— begin RECORDS SHOWN —

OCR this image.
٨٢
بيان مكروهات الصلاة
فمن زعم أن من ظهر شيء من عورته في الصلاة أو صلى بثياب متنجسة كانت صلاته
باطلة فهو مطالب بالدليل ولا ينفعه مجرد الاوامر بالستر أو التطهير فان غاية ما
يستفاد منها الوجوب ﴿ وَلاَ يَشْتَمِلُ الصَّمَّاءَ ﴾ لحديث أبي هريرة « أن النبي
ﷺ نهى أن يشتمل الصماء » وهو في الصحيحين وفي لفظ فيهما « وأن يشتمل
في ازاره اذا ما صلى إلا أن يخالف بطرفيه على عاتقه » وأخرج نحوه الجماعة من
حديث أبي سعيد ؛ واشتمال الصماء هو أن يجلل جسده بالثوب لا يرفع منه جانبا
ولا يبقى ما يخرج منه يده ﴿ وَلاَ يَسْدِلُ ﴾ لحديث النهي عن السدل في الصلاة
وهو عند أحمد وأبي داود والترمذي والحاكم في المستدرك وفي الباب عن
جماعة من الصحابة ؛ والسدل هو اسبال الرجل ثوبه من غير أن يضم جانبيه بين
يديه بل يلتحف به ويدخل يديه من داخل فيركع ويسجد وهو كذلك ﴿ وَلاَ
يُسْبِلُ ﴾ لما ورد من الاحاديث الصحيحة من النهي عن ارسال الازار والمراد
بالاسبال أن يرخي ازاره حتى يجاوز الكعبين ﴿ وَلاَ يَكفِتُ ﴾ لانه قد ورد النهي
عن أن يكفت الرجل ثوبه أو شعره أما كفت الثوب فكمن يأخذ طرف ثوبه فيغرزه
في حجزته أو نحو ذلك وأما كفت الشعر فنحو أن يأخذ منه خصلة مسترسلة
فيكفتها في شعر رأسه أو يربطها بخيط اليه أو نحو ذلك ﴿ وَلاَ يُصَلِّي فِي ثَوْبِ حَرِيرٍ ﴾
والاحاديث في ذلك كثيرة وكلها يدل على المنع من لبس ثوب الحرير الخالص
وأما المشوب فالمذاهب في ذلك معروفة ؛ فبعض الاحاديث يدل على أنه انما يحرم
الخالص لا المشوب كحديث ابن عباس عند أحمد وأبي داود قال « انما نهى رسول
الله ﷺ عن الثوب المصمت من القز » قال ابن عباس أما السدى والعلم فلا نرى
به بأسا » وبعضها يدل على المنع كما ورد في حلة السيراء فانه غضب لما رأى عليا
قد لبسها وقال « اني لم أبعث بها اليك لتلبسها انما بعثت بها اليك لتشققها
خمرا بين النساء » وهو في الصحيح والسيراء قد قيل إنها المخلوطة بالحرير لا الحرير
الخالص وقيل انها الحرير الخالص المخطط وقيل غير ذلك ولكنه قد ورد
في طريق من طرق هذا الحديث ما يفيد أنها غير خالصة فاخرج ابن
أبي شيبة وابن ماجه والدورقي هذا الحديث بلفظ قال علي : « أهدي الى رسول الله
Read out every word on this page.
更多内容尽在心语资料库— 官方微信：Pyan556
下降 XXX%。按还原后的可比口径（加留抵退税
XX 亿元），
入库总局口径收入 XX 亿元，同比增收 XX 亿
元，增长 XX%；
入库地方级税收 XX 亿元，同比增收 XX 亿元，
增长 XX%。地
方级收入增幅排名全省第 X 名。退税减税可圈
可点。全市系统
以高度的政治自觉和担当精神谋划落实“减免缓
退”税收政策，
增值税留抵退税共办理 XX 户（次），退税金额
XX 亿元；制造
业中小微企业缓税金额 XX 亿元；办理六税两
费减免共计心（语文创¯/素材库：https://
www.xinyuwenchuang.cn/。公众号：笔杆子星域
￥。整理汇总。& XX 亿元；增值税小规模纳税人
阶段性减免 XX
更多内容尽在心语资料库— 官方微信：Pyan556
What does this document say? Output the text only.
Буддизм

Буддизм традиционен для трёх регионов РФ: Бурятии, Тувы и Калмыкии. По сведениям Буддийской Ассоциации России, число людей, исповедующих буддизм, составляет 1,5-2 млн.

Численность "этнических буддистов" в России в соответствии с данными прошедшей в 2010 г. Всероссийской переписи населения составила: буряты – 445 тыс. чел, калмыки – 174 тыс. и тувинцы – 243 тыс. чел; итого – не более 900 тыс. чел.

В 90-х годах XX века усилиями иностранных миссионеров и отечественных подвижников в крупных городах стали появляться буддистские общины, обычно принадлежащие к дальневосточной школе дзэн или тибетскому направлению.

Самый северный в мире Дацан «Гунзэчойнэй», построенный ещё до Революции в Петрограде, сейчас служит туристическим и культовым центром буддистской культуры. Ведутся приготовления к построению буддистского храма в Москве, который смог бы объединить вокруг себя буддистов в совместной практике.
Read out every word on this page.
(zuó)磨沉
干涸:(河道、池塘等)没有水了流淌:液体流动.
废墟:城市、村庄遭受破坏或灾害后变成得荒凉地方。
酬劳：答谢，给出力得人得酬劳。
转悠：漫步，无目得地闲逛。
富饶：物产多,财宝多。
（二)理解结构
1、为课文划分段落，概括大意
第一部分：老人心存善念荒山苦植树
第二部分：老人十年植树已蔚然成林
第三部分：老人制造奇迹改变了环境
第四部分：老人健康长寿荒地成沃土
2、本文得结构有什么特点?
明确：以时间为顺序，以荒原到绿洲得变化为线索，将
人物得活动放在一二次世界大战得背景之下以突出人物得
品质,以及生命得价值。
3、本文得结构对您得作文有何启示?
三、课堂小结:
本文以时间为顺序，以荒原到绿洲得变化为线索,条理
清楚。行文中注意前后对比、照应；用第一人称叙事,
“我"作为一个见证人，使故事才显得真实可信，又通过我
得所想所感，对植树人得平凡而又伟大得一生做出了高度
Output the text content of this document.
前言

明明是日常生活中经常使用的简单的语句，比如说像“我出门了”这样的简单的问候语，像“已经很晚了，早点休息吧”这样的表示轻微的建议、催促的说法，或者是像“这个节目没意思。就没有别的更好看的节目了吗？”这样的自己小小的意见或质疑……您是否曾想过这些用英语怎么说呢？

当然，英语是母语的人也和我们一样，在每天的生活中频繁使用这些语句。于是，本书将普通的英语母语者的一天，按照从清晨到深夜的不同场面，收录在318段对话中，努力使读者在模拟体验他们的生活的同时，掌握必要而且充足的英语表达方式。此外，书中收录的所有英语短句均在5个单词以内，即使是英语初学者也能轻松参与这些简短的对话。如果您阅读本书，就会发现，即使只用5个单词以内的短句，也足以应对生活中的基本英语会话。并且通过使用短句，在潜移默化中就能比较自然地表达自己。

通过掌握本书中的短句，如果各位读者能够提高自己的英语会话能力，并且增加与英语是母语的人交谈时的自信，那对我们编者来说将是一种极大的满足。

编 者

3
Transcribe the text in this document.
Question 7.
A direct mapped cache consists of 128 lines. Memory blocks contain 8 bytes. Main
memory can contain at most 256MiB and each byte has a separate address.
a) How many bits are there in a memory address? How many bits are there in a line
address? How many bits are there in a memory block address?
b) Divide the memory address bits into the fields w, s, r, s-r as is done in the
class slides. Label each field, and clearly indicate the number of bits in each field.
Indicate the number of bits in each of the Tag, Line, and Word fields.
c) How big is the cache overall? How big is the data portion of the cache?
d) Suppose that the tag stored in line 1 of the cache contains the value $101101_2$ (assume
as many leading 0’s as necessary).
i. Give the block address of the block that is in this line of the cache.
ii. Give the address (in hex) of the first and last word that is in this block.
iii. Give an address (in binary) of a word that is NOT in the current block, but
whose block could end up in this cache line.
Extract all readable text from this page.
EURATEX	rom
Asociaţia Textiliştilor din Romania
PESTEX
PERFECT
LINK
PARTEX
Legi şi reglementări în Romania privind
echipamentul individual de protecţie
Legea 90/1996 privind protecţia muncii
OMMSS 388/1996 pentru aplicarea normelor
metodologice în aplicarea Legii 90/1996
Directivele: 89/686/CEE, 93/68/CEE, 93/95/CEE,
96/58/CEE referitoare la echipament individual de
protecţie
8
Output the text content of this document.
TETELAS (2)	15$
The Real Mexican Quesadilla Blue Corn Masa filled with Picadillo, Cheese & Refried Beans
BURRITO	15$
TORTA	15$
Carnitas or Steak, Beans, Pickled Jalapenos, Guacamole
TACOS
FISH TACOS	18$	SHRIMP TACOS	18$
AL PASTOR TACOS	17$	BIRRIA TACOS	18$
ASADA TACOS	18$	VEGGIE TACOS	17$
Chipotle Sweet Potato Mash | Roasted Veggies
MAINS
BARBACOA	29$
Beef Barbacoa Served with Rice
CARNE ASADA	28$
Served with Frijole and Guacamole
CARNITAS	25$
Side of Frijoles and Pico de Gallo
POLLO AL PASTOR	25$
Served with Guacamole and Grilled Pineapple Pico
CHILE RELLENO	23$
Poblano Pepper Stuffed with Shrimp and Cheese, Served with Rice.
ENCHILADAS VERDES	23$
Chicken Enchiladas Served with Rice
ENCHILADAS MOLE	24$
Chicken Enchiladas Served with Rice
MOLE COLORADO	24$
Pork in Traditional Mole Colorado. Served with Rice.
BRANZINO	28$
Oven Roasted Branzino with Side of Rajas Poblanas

— end RECORDS SHOWN —

**DIRECTIVE:**
Find the line with "Extract all readable text from this page." in the listing above, then write out that line and each remaining line exactly, with no other text.

**FINAL RESULT:**
Extract all readable text from this page.
EURATEX	rom
Asociaţia Textiliştilor din Romania
PESTEX
PERFECT
LINK
PARTEX
Legi şi reglementări în Romania privind
echipamentul individual de protecţie
Legea 90/1996 privind protecţia muncii
OMMSS 388/1996 pentru aplicarea normelor
metodologice în aplicarea Legii 90/1996
Directivele: 89/686/CEE, 93/68/CEE, 93/95/CEE,
96/58/CEE referitoare la echipament individual de
protecţie
8
Output the text content of this document.
TETELAS (2)	15$
The Real Mexican Quesadilla Blue Corn Masa filled with Picadillo, Cheese & Refried Beans
BURRITO	15$
TORTA	15$
Carnitas or Steak, Beans, Pickled Jalapenos, Guacamole
TACOS
FISH TACOS	18$	SHRIMP TACOS	18$
AL PASTOR TACOS	17$	BIRRIA TACOS	18$
ASADA TACOS	18$	VEGGIE TACOS	17$
Chipotle Sweet Potato Mash | Roasted Veggies
MAINS
BARBACOA	29$
Beef Barbacoa Served with Rice
CARNE ASADA	28$
Served with Frijole and Guacamole
CARNITAS	25$
Side of Frijoles and Pico de Gallo
POLLO AL PASTOR	25$
Served with Guacamole and Grilled Pineapple Pico
CHILE RELLENO	23$
Poblano Pepper Stuffed with Shrimp and Cheese, Served with Rice.
ENCHILADAS VERDES	23$
Chicken Enchiladas Served with Rice
ENCHILADAS MOLE	24$
Chicken Enchiladas Served with Rice
MOLE COLORADO	24$
Pork in Traditional Mole Colorado. Served with Rice.
BRANZINO	28$
Oven Roasted Branzino with Side of Rajas Poblanas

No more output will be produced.